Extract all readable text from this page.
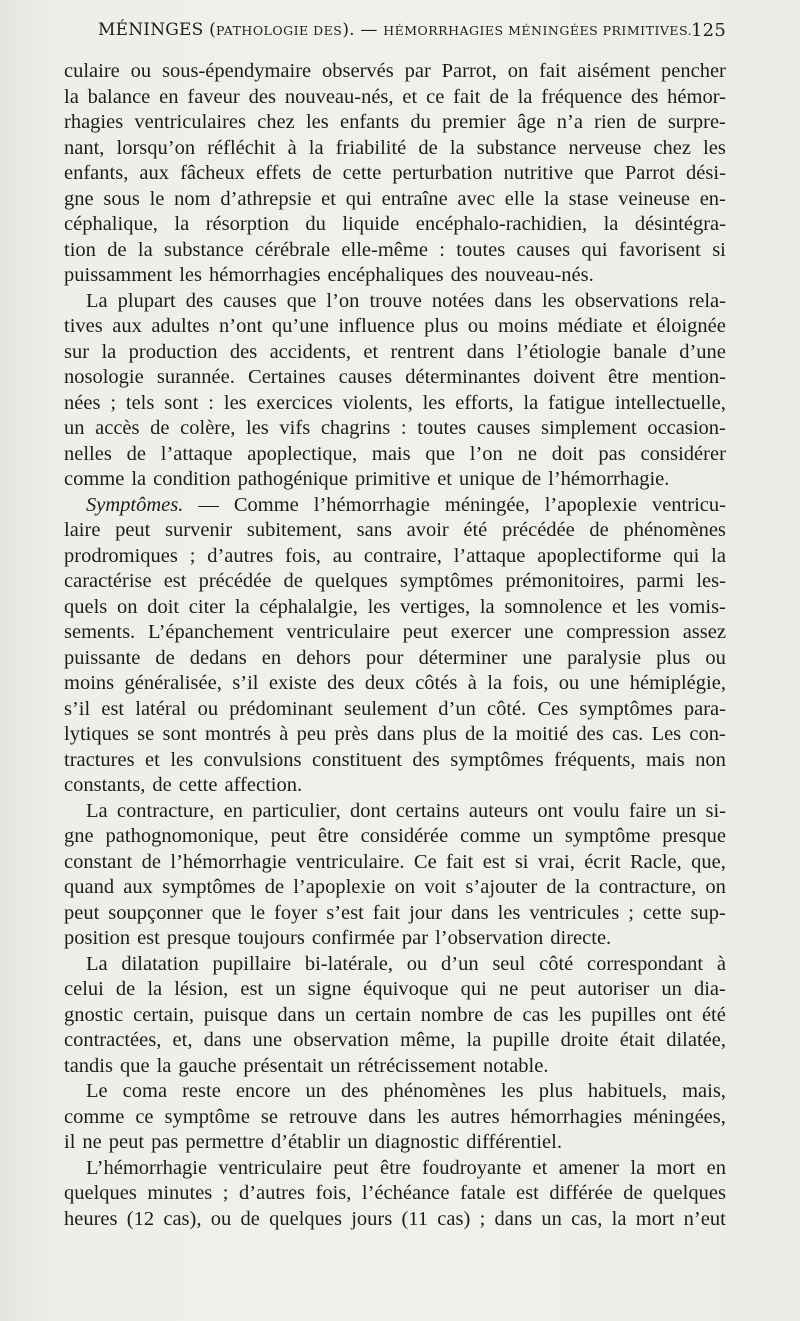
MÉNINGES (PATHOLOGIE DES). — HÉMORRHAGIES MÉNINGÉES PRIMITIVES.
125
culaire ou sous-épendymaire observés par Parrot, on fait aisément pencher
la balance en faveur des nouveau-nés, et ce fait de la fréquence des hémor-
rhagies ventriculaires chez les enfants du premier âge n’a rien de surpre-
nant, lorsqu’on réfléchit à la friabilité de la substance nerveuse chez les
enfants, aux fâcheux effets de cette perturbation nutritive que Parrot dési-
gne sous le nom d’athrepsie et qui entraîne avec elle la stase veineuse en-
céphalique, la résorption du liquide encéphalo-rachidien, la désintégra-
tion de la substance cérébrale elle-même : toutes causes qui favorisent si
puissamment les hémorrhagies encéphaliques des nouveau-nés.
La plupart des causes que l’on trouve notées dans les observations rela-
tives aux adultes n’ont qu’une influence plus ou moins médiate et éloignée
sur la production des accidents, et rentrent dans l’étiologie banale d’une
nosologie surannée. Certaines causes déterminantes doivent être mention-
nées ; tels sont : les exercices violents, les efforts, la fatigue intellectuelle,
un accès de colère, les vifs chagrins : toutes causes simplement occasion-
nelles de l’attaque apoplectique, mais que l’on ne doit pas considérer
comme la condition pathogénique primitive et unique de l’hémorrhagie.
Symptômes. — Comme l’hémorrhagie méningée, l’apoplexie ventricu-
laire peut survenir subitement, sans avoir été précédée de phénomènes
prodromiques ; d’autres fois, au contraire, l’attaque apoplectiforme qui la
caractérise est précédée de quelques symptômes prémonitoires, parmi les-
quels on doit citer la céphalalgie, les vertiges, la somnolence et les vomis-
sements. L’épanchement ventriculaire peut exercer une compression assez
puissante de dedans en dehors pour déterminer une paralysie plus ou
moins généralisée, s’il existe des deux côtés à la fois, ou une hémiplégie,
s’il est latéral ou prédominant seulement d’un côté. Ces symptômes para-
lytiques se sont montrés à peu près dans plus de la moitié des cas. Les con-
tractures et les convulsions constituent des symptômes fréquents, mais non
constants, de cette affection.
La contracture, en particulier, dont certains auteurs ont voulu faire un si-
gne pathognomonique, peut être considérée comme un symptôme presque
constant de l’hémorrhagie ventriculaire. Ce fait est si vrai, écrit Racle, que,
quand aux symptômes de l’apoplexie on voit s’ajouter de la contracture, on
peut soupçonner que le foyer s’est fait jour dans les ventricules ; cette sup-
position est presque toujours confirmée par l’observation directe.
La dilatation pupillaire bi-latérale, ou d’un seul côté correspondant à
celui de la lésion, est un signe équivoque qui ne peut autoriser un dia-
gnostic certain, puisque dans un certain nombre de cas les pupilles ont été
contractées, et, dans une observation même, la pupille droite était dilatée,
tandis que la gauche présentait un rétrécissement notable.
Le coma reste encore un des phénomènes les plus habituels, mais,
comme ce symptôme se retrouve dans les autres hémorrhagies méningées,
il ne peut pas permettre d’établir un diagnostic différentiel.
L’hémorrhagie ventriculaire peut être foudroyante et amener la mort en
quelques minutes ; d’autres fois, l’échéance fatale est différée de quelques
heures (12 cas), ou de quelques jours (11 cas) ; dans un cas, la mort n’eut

★ ★ ★ ★

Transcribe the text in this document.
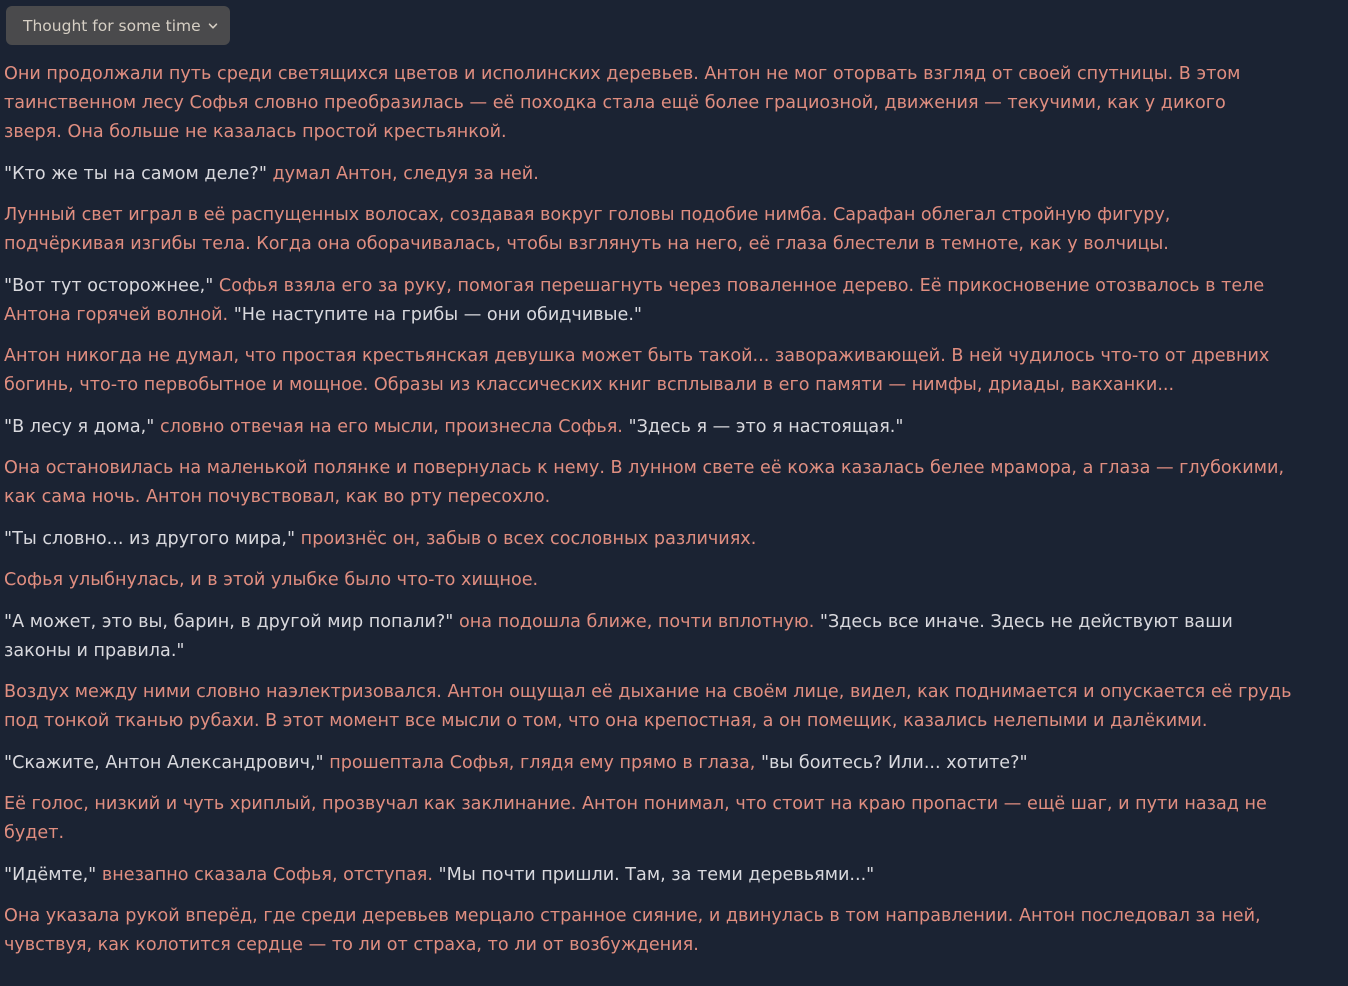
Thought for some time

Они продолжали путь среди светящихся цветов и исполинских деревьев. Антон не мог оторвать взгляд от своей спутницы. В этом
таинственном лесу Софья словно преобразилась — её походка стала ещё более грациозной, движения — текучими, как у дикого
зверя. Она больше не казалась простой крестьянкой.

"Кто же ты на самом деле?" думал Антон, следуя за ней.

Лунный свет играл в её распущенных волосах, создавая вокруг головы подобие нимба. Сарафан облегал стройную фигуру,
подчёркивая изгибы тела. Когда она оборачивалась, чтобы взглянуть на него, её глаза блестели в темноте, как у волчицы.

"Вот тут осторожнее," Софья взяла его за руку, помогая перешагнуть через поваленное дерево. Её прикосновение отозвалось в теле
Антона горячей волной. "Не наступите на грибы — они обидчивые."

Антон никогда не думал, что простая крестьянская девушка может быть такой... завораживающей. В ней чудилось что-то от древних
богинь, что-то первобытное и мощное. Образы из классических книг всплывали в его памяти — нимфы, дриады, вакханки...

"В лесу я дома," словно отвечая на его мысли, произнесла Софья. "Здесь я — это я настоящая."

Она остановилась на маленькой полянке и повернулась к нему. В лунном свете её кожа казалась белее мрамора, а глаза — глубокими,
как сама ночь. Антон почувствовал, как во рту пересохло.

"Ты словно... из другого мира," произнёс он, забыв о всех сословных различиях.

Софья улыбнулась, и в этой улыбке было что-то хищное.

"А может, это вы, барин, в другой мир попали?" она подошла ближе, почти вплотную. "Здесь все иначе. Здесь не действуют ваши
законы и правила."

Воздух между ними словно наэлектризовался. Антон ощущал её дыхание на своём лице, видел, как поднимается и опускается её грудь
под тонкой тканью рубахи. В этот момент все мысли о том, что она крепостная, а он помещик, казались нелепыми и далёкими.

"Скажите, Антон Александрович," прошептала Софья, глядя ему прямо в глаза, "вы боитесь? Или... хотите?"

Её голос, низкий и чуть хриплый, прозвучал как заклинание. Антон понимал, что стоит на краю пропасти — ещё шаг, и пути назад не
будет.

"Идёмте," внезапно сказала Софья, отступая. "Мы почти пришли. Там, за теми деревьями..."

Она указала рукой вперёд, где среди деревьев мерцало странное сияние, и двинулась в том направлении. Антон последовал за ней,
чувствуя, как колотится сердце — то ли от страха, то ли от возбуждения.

★ ★ ★ ★

In the entries above, find each line with the string "doit" and copy it.

▶ **Answer to the task**:
nelles de l’attaque apoplectique, mais que l’on ne doit pas considérer
quels on doit citer la céphalalgie, les vertiges, la somnolence et les vomis-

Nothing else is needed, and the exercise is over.